#### Material for the task ####

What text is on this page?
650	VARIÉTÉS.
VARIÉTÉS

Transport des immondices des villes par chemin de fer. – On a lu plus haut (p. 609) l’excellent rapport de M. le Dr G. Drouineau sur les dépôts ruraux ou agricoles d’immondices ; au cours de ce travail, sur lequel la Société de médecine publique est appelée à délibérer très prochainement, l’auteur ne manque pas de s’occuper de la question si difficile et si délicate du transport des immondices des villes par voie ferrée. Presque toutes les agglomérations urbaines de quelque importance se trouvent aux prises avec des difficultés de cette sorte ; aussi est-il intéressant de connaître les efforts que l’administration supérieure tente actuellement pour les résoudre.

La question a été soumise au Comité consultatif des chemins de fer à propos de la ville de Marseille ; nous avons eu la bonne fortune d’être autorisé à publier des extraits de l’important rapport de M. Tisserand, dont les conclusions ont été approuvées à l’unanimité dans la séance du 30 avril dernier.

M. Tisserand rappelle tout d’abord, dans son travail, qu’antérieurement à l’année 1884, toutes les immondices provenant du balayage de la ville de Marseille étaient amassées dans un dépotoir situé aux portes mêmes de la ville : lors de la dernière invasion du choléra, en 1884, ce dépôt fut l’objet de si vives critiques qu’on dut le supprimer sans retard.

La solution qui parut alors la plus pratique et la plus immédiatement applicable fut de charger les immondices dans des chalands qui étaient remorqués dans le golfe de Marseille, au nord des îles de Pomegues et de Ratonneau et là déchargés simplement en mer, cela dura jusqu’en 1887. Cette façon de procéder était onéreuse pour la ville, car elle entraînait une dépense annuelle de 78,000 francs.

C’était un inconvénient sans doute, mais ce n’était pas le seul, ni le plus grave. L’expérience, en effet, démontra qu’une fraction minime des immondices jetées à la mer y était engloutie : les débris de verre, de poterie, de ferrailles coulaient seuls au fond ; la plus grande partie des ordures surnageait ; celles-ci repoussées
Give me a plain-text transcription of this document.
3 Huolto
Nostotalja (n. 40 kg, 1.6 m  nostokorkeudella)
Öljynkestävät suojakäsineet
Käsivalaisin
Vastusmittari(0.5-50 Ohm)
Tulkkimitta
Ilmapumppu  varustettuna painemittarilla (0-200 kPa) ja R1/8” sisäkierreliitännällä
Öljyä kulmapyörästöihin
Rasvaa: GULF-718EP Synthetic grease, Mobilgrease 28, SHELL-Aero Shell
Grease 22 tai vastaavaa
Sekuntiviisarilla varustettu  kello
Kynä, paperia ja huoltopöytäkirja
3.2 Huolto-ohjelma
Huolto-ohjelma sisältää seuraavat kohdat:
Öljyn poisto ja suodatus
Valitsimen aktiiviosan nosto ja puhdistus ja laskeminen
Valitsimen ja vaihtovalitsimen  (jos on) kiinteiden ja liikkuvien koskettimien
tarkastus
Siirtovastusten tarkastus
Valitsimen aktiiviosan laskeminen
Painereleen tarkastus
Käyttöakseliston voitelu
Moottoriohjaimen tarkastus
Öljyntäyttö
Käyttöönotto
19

####

▶ What is required:
Extract the listing in its entirety, matching it exactly.

▶ Response:
What text is on this page?
650	VARIÉTÉS.
VARIÉTÉS

Transport des immondices des villes par chemin de fer. – On a lu plus haut (p. 609) l’excellent rapport de M. le Dr G. Drouineau sur les dépôts ruraux ou agricoles d’immondices ; au cours de ce travail, sur lequel la Société de médecine publique est appelée à délibérer très prochainement, l’auteur ne manque pas de s’occuper de la question si difficile et si délicate du transport des immondices des villes par voie ferrée. Presque toutes les agglomérations urbaines de quelque importance se trouvent aux prises avec des difficultés de cette sorte ; aussi est-il intéressant de connaître les efforts que l’administration supérieure tente actuellement pour les résoudre.

La question a été soumise au Comité consultatif des chemins de fer à propos de la ville de Marseille ; nous avons eu la bonne fortune d’être autorisé à publier des extraits de l’important rapport de M. Tisserand, dont les conclusions ont été approuvées à l’unanimité dans la séance du 30 avril dernier.

M. Tisserand rappelle tout d’abord, dans son travail, qu’antérieurement à l’année 1884, toutes les immondices provenant du balayage de la ville de Marseille étaient amassées dans un dépotoir situé aux portes mêmes de la ville : lors de la dernière invasion du choléra, en 1884, ce dépôt fut l’objet de si vives critiques qu’on dut le supprimer sans retard.

La solution qui parut alors la plus pratique et la plus immédiatement applicable fut de charger les immondices dans des chalands qui étaient remorqués dans le golfe de Marseille, au nord des îles de Pomegues et de Ratonneau et là déchargés simplement en mer, cela dura jusqu’en 1887. Cette façon de procéder était onéreuse pour la ville, car elle entraînait une dépense annuelle de 78,000 francs.

C’était un inconvénient sans doute, mais ce n’était pas le seul, ni le plus grave. L’expérience, en effet, démontra qu’une fraction minime des immondices jetées à la mer y était engloutie : les débris de verre, de poterie, de ferrailles coulaient seuls au fond ; la plus grande partie des ordures surnageait ; celles-ci repoussées
Give me a plain-text transcription of this document.
3 Huolto
Nostotalja (n. 40 kg, 1.6 m  nostokorkeudella)
Öljynkestävät suojakäsineet
Käsivalaisin
Vastusmittari(0.5-50 Ohm)
Tulkkimitta
Ilmapumppu  varustettuna painemittarilla (0-200 kPa) ja R1/8” sisäkierreliitännällä
Öljyä kulmapyörästöihin
Rasvaa: GULF-718EP Synthetic grease, Mobilgrease 28, SHELL-Aero Shell
Grease 22 tai vastaavaa
Sekuntiviisarilla varustettu  kello
Kynä, paperia ja huoltopöytäkirja
3.2 Huolto-ohjelma
Huolto-ohjelma sisältää seuraavat kohdat:
Öljyn poisto ja suodatus
Valitsimen aktiiviosan nosto ja puhdistus ja laskeminen
Valitsimen ja vaihtovalitsimen  (jos on) kiinteiden ja liikkuvien koskettimien
tarkastus
Siirtovastusten tarkastus
Valitsimen aktiiviosan laskeminen
Painereleen tarkastus
Käyttöakseliston voitelu
Moottoriohjaimen tarkastus
Öljyntäyttö
Käyttöönotto
19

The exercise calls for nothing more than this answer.